Go through the listing below, swap each "elements" for "items", and write the whole thing out again with everything else left as it is.

BEGIN Given data

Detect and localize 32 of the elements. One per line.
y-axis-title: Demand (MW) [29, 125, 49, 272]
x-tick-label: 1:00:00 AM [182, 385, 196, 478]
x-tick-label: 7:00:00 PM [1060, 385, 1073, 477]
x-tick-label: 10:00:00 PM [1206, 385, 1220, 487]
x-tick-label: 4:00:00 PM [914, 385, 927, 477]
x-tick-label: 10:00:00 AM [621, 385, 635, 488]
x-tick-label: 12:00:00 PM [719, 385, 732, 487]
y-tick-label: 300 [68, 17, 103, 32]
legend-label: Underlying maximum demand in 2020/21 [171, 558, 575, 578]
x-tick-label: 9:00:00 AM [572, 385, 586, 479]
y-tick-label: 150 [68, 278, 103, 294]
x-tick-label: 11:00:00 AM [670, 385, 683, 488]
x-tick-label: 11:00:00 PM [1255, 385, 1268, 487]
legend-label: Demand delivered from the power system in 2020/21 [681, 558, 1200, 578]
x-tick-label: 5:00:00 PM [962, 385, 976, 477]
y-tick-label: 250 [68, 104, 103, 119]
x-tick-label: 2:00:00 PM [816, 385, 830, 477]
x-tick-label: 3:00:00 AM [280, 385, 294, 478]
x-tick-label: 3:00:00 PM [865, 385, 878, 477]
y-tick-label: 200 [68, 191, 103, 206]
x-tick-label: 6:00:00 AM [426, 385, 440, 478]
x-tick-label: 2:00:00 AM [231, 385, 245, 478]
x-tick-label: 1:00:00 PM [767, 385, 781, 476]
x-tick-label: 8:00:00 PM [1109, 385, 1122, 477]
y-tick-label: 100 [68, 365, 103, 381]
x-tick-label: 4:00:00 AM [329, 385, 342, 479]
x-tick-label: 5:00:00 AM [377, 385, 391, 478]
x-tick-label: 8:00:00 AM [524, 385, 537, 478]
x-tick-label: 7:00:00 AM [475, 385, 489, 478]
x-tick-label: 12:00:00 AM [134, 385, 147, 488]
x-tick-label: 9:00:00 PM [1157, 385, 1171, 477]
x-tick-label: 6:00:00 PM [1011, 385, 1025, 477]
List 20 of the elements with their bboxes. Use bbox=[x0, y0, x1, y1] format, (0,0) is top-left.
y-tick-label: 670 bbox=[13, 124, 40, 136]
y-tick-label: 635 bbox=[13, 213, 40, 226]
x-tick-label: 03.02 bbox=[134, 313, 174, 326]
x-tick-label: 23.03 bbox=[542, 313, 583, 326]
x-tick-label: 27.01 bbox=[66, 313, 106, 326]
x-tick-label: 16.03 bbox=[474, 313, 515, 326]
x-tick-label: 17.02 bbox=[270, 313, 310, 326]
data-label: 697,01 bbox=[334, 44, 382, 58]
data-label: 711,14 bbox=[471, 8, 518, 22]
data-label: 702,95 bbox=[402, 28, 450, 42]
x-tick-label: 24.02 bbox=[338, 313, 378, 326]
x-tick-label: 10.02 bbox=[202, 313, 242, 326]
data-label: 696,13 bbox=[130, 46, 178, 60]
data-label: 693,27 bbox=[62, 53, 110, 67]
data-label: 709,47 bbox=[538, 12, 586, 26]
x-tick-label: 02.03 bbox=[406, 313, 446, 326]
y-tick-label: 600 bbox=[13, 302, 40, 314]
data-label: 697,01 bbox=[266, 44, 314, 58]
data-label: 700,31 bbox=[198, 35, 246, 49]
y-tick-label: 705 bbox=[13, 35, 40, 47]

END Given data

▶ [Completed exercise]
Detect and localize 32 of the items. One per line.
y-axis-title: Demand (MW) [29, 125, 49, 272]
x-tick-label: 1:00:00 AM [182, 385, 196, 478]
x-tick-label: 7:00:00 PM [1060, 385, 1073, 477]
x-tick-label: 10:00:00 PM [1206, 385, 1220, 487]
x-tick-label: 4:00:00 PM [914, 385, 927, 477]
x-tick-label: 10:00:00 AM [621, 385, 635, 488]
x-tick-label: 12:00:00 PM [719, 385, 732, 487]
y-tick-label: 300 [68, 17, 103, 32]
legend-label: Underlying maximum demand in 2020/21 [171, 558, 575, 578]
x-tick-label: 9:00:00 AM [572, 385, 586, 479]
y-tick-label: 150 [68, 278, 103, 294]
x-tick-label: 11:00:00 AM [670, 385, 683, 488]
x-tick-label: 11:00:00 PM [1255, 385, 1268, 487]
legend-label: Demand delivered from the power system in 2020/21 [681, 558, 1200, 578]
x-tick-label: 5:00:00 PM [962, 385, 976, 477]
y-tick-label: 250 [68, 104, 103, 119]
x-tick-label: 2:00:00 PM [816, 385, 830, 477]
x-tick-label: 3:00:00 AM [280, 385, 294, 478]
x-tick-label: 3:00:00 PM [865, 385, 878, 477]
y-tick-label: 200 [68, 191, 103, 206]
x-tick-label: 6:00:00 AM [426, 385, 440, 478]
x-tick-label: 2:00:00 AM [231, 385, 245, 478]
x-tick-label: 1:00:00 PM [767, 385, 781, 476]
x-tick-label: 8:00:00 PM [1109, 385, 1122, 477]
y-tick-label: 100 [68, 365, 103, 381]
x-tick-label: 4:00:00 AM [329, 385, 342, 479]
x-tick-label: 5:00:00 AM [377, 385, 391, 478]
x-tick-label: 8:00:00 AM [524, 385, 537, 478]
x-tick-label: 7:00:00 AM [475, 385, 489, 478]
x-tick-label: 12:00:00 AM [134, 385, 147, 488]
x-tick-label: 9:00:00 PM [1157, 385, 1171, 477]
x-tick-label: 6:00:00 PM [1011, 385, 1025, 477]
List 20 of the items with their bboxes. Use bbox=[x0, y0, x1, y1] format, (0,0) is top-left.
y-tick-label: 670 bbox=[13, 124, 40, 136]
y-tick-label: 635 bbox=[13, 213, 40, 226]
x-tick-label: 03.02 bbox=[134, 313, 174, 326]
x-tick-label: 23.03 bbox=[542, 313, 583, 326]
x-tick-label: 27.01 bbox=[66, 313, 106, 326]
x-tick-label: 16.03 bbox=[474, 313, 515, 326]
x-tick-label: 17.02 bbox=[270, 313, 310, 326]
data-label: 697,01 bbox=[334, 44, 382, 58]
data-label: 711,14 bbox=[471, 8, 518, 22]
data-label: 702,95 bbox=[402, 28, 450, 42]
x-tick-label: 24.02 bbox=[338, 313, 378, 326]
x-tick-label: 10.02 bbox=[202, 313, 242, 326]
data-label: 696,13 bbox=[130, 46, 178, 60]
data-label: 693,27 bbox=[62, 53, 110, 67]
data-label: 709,47 bbox=[538, 12, 586, 26]
x-tick-label: 02.03 bbox=[406, 313, 446, 326]
y-tick-label: 600 bbox=[13, 302, 40, 314]
data-label: 697,01 bbox=[266, 44, 314, 58]
data-label: 700,31 bbox=[198, 35, 246, 49]
y-tick-label: 705 bbox=[13, 35, 40, 47]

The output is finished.